— BEGIN MATERIAL PROVIDED —

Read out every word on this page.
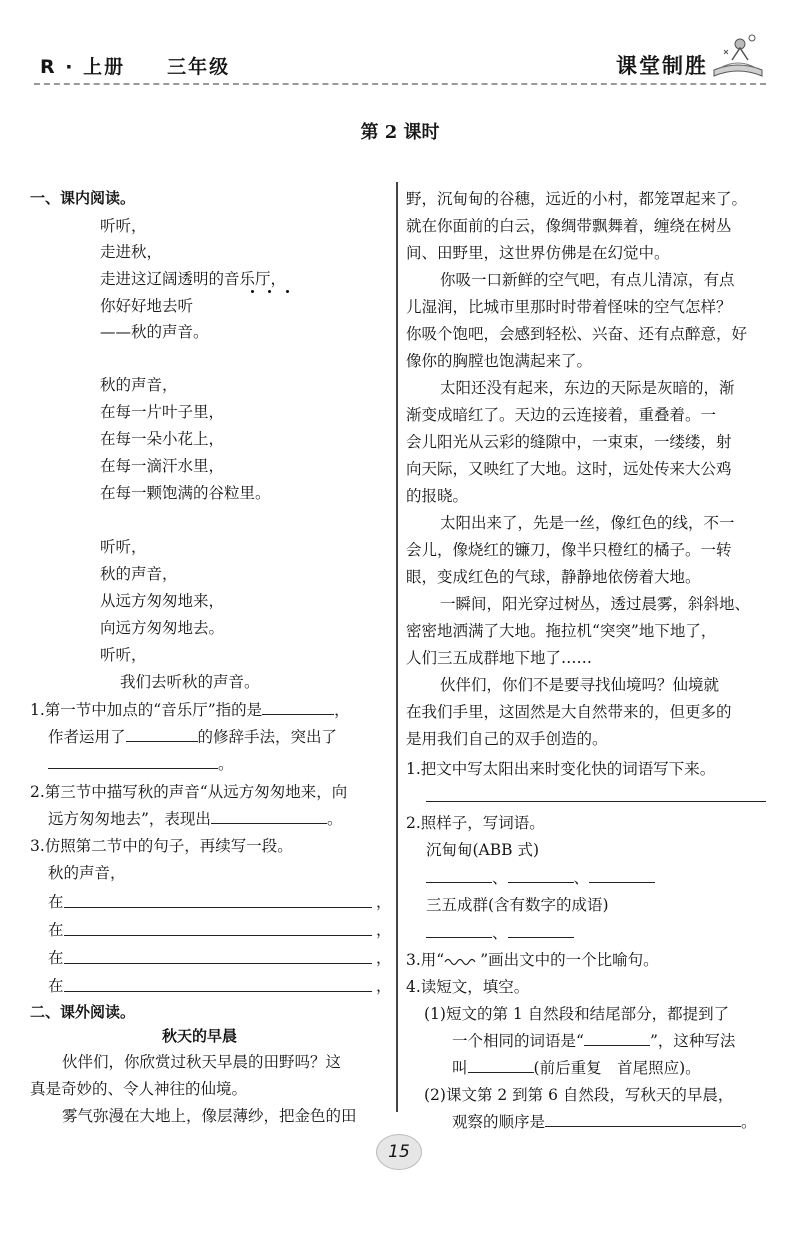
R · 上册　　三年级	课堂制胜
第 2 课时
一、课内阅读。
听听，
走进秋，
走进这辽阔透明的音乐厅，
你好好地去听
——秋的声音。
秋的声音，
在每一片叶子里，
在每一朵小花上，
在每一滴汗水里，
在每一颗饱满的谷粒里。
听听，
秋的声音，
从远方匆匆地来，
向远方匆匆地去。
听听，
我们去听秋的声音。
1.第一节中加点的“音乐厅”指的是	，
作者运用了	的修辞手法，突出了
。
2.第三节中描写秋的声音“从远方匆匆地来，向
远方匆匆地去”，表现出	。
3.仿照第二节中的句子，再续写一段。
秋的声音，
在	，
在	，
在	，
在	，
二、课外阅读。
秋天的早晨
伙伴们，你欣赏过秋天早晨的田野吗？这
真是奇妙的、令人神往的仙境。
雾气弥漫在大地上，像层薄纱，把金色的田
野，沉甸甸的谷穗，远近的小村，都笼罩起来了。
就在你面前的白云，像绸带飘舞着，缠绕在树丛
间、田野里，这世界仿佛是在幻觉中。
你吸一口新鲜的空气吧，有点儿清凉，有点
儿湿润，比城市里那时时带着怪味的空气怎样？
你吸个饱吧，会感到轻松、兴奋、还有点醉意，好
像你的胸膛也饱满起来了。
太阳还没有起来，东边的天际是灰暗的，渐
渐变成暗红了。天边的云连接着，重叠着。一
会儿阳光从云彩的缝隙中，一束束，一缕缕，射
向天际，又映红了大地。这时，远处传来大公鸡
的报晓。
太阳出来了，先是一丝，像红色的线，不一
会儿，像烧红的镰刀，像半只橙红的橘子。一转
眼，变成红色的气球，静静地依傍着大地。
一瞬间，阳光穿过树丛，透过晨雾，斜斜地、
密密地洒满了大地。拖拉机“突突”地下地了，
人们三五成群地下地了……
伙伴们，你们不是要寻找仙境吗？仙境就
在我们手里，这固然是大自然带来的，但更多的
是用我们自己的双手创造的。
1.把文中写太阳出来时变化快的词语写下来。
2.照样子，写词语。
沉甸甸(ABB 式)
、	、
三五成群(含有数字的成语)
、
3.用“ ”画出文中的一个比喻句。
4.读短文，填空。
(1)短文的第 1 自然段和结尾部分，都提到了
一个相同的词语是“	”，这种写法
叫	(前后重复　首尾照应)。
(2)课文第 2 到第 6 自然段，写秋天的早晨，
观察的顺序是	。
15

— END MATERIAL PROVIDED —

PROBLEM STATEMENT. Repeat all of the entries word for word, but omit the pictures.

ANSWER TO THIS PROBLEM.
Read out every word on this page.
R · 上册　　三年级	课堂制胜
第 2 课时
一、课内阅读。
听听，
走进秋，
走进这辽阔透明的音乐厅，
你好好地去听
——秋的声音。
秋的声音，
在每一片叶子里，
在每一朵小花上，
在每一滴汗水里，
在每一颗饱满的谷粒里。
听听，
秋的声音，
从远方匆匆地来，
向远方匆匆地去。
听听，
我们去听秋的声音。
1.第一节中加点的“音乐厅”指的是	，
作者运用了	的修辞手法，突出了
。
2.第三节中描写秋的声音“从远方匆匆地来，向
远方匆匆地去”，表现出	。
3.仿照第二节中的句子，再续写一段。
秋的声音，
在	，
在	，
在	，
在	，
二、课外阅读。
秋天的早晨
伙伴们，你欣赏过秋天早晨的田野吗？这
真是奇妙的、令人神往的仙境。
雾气弥漫在大地上，像层薄纱，把金色的田
野，沉甸甸的谷穗，远近的小村，都笼罩起来了。
就在你面前的白云，像绸带飘舞着，缠绕在树丛
间、田野里，这世界仿佛是在幻觉中。
你吸一口新鲜的空气吧，有点儿清凉，有点
儿湿润，比城市里那时时带着怪味的空气怎样？
你吸个饱吧，会感到轻松、兴奋、还有点醉意，好
像你的胸膛也饱满起来了。
太阳还没有起来，东边的天际是灰暗的，渐
渐变成暗红了。天边的云连接着，重叠着。一
会儿阳光从云彩的缝隙中，一束束，一缕缕，射
向天际，又映红了大地。这时，远处传来大公鸡
的报晓。
太阳出来了，先是一丝，像红色的线，不一
会儿，像烧红的镰刀，像半只橙红的橘子。一转
眼，变成红色的气球，静静地依傍着大地。
一瞬间，阳光穿过树丛，透过晨雾，斜斜地、
密密地洒满了大地。拖拉机“突突”地下地了，
人们三五成群地下地了……
伙伴们，你们不是要寻找仙境吗？仙境就
在我们手里，这固然是大自然带来的，但更多的
是用我们自己的双手创造的。
1.把文中写太阳出来时变化快的词语写下来。
2.照样子，写词语。
沉甸甸(ABB 式)
、	、
三五成群(含有数字的成语)
、
3.用“ ”画出文中的一个比喻句。
4.读短文，填空。
(1)短文的第 1 自然段和结尾部分，都提到了
一个相同的词语是“	”，这种写法
叫	(前后重复　首尾照应)。
(2)课文第 2 到第 6 自然段，写秋天的早晨，
观察的顺序是	。
15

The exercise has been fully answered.